● **Your objective**
All of the data below should be set down again verbatim, without any images.

─── Data for this task ───

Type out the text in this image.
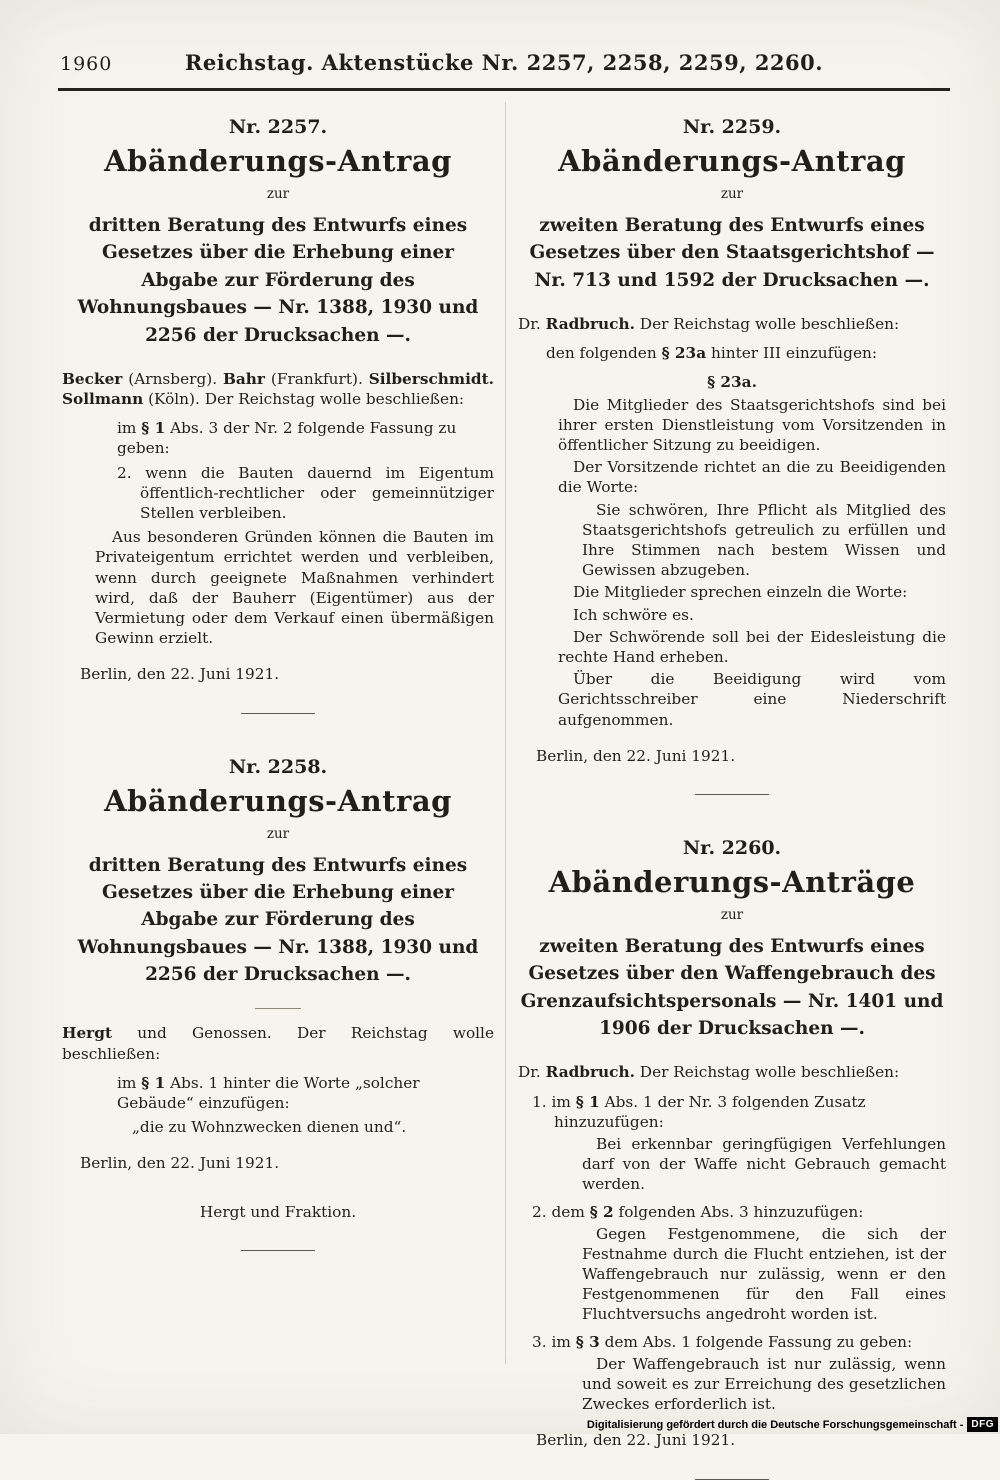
1960	Reichstag. Aktenstücke Nr. 2257, 2258, 2259, 2260.

Nr. 2257.

Abänderungs-Antrag

zur

dritten Beratung des Entwurfs eines Gesetzes über die Erhebung einer Abgabe zur Förderung des Wohnungsbaues — Nr. 1388, 1930 und 2256 der Drucksachen —.

Becker (Arnsberg). Bahr (Frankfurt). Silberschmidt. Sollmann (Köln). Der Reichstag wolle beschließen:

im § 1 Abs. 3 der Nr. 2 folgende Fassung zu geben:

2. wenn die Bauten dauernd im Eigentum öffentlich-rechtlicher oder gemeinnütziger Stellen verbleiben.

Aus besonderen Gründen können die Bauten im Privateigentum errichtet werden und verbleiben, wenn durch geeignete Maßnahmen verhindert wird, daß der Bauherr (Eigentümer) aus der Vermietung oder dem Verkauf einen übermäßigen Gewinn erzielt.

Berlin, den 22. Juni 1921.

Nr. 2258.

Abänderungs-Antrag

zur

dritten Beratung des Entwurfs eines Gesetzes über die Erhebung einer Abgabe zur Förderung des Wohnungsbaues — Nr. 1388, 1930 und 2256 der Drucksachen —.

Hergt und Genossen. Der Reichstag wolle beschließen:

im § 1 Abs. 1 hinter die Worte „solcher Gebäude“ einzufügen:

„die zu Wohnzwecken dienen und“.

Berlin, den 22. Juni 1921.

Hergt und Fraktion.

Nr. 2259.

Abänderungs-Antrag

zur

zweiten Beratung des Entwurfs eines Gesetzes über den Staatsgerichtshof — Nr. 713 und 1592 der Drucksachen —.

Dr. Radbruch. Der Reichstag wolle beschließen:

den folgenden § 23a hinter III einzufügen:

§ 23a.

Die Mitglieder des Staatsgerichtshofs sind bei ihrer ersten Dienstleistung vom Vorsitzenden in öffentlicher Sitzung zu beeidigen.

Der Vorsitzende richtet an die zu Beeidigenden die Worte:

Sie schwören, Ihre Pflicht als Mitglied des Staatsgerichtshofs getreulich zu erfüllen und Ihre Stimmen nach bestem Wissen und Gewissen abzugeben.

Die Mitglieder sprechen einzeln die Worte:

Ich schwöre es.

Der Schwörende soll bei der Eidesleistung die rechte Hand erheben.

Über die Beeidigung wird vom Gerichtsschreiber eine Niederschrift aufgenommen.

Berlin, den 22. Juni 1921.

Nr. 2260.

Abänderungs-Anträge

zur

zweiten Beratung des Entwurfs eines Gesetzes über den Waffengebrauch des Grenzaufsichtspersonals — Nr. 1401 und 1906 der Drucksachen —.

Dr. Radbruch. Der Reichstag wolle beschließen:

1. im § 1 Abs. 1 der Nr. 3 folgenden Zusatz hinzuzufügen:

Bei erkennbar geringfügigen Verfehlungen darf von der Waffe nicht Gebrauch gemacht werden.

2. dem § 2 folgenden Abs. 3 hinzuzufügen:

Gegen Festgenommene, die sich der Festnahme durch die Flucht entziehen, ist der Waffengebrauch nur zulässig, wenn er den Festgenommenen für den Fall eines Fluchtversuchs angedroht worden ist.

3. im § 3 dem Abs. 1 folgende Fassung zu geben:

Der Waffengebrauch ist nur zulässig, wenn und soweit es zur Erreichung des gesetzlichen Zweckes erforderlich ist.

Berlin, den 22. Juni 1921.

Digitalisierung gefördert durch die Deutsche Forschungsgemeinschaft - DFG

───

● **Response to this task**
Type out the text in this image.
1960	Reichstag. Aktenstücke Nr. 2257, 2258, 2259, 2260.

Nr. 2257.

Abänderungs-Antrag

zur

dritten Beratung des Entwurfs eines Gesetzes über die Erhebung einer Abgabe zur Förderung des Wohnungsbaues — Nr. 1388, 1930 und 2256 der Drucksachen —.

Becker (Arnsberg). Bahr (Frankfurt). Silberschmidt. Sollmann (Köln). Der Reichstag wolle beschließen:

im § 1 Abs. 3 der Nr. 2 folgende Fassung zu geben:

2. wenn die Bauten dauernd im Eigentum öffentlich-rechtlicher oder gemeinnütziger Stellen verbleiben.

Aus besonderen Gründen können die Bauten im Privateigentum errichtet werden und verbleiben, wenn durch geeignete Maßnahmen verhindert wird, daß der Bauherr (Eigentümer) aus der Vermietung oder dem Verkauf einen übermäßigen Gewinn erzielt.

Berlin, den 22. Juni 1921.

Nr. 2258.

Abänderungs-Antrag

zur

dritten Beratung des Entwurfs eines Gesetzes über die Erhebung einer Abgabe zur Förderung des Wohnungsbaues — Nr. 1388, 1930 und 2256 der Drucksachen —.

Hergt und Genossen. Der Reichstag wolle beschließen:

im § 1 Abs. 1 hinter die Worte „solcher Gebäude“ einzufügen:

„die zu Wohnzwecken dienen und“.

Berlin, den 22. Juni 1921.

Hergt und Fraktion.

Nr. 2259.

Abänderungs-Antrag

zur

zweiten Beratung des Entwurfs eines Gesetzes über den Staatsgerichtshof — Nr. 713 und 1592 der Drucksachen —.

Dr. Radbruch. Der Reichstag wolle beschließen:

den folgenden § 23a hinter III einzufügen:

§ 23a.

Die Mitglieder des Staatsgerichtshofs sind bei ihrer ersten Dienstleistung vom Vorsitzenden in öffentlicher Sitzung zu beeidigen.

Der Vorsitzende richtet an die zu Beeidigenden die Worte:

Sie schwören, Ihre Pflicht als Mitglied des Staatsgerichtshofs getreulich zu erfüllen und Ihre Stimmen nach bestem Wissen und Gewissen abzugeben.

Die Mitglieder sprechen einzeln die Worte:

Ich schwöre es.

Der Schwörende soll bei der Eidesleistung die rechte Hand erheben.

Über die Beeidigung wird vom Gerichtsschreiber eine Niederschrift aufgenommen.

Berlin, den 22. Juni 1921.

Nr. 2260.

Abänderungs-Anträge

zur

zweiten Beratung des Entwurfs eines Gesetzes über den Waffengebrauch des Grenzaufsichtspersonals — Nr. 1401 und 1906 der Drucksachen —.

Dr. Radbruch. Der Reichstag wolle beschließen:

1. im § 1 Abs. 1 der Nr. 3 folgenden Zusatz hinzuzufügen:

Bei erkennbar geringfügigen Verfehlungen darf von der Waffe nicht Gebrauch gemacht werden.

2. dem § 2 folgenden Abs. 3 hinzuzufügen:

Gegen Festgenommene, die sich der Festnahme durch die Flucht entziehen, ist der Waffengebrauch nur zulässig, wenn er den Festgenommenen für den Fall eines Fluchtversuchs angedroht worden ist.

3. im § 3 dem Abs. 1 folgende Fassung zu geben:

Der Waffengebrauch ist nur zulässig, wenn und soweit es zur Erreichung des gesetzlichen Zweckes erforderlich ist.

Berlin, den 22. Juni 1921.

Digitalisierung gefördert durch die Deutsche Forschungsgemeinschaft - DFG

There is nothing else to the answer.